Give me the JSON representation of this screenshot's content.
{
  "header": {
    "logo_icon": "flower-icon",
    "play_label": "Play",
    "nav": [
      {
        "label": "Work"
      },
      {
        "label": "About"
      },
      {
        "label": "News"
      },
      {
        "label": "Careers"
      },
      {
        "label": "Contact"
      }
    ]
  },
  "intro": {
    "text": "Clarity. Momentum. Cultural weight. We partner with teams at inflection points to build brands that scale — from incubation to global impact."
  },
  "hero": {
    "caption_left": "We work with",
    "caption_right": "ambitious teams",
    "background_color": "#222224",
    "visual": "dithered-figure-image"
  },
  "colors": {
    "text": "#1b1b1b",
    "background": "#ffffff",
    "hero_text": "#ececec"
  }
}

STATED PROBLEM: Among these entries, how many lines include the string "teams"? Reply with the number by itself.

FULL OUTPUT: 2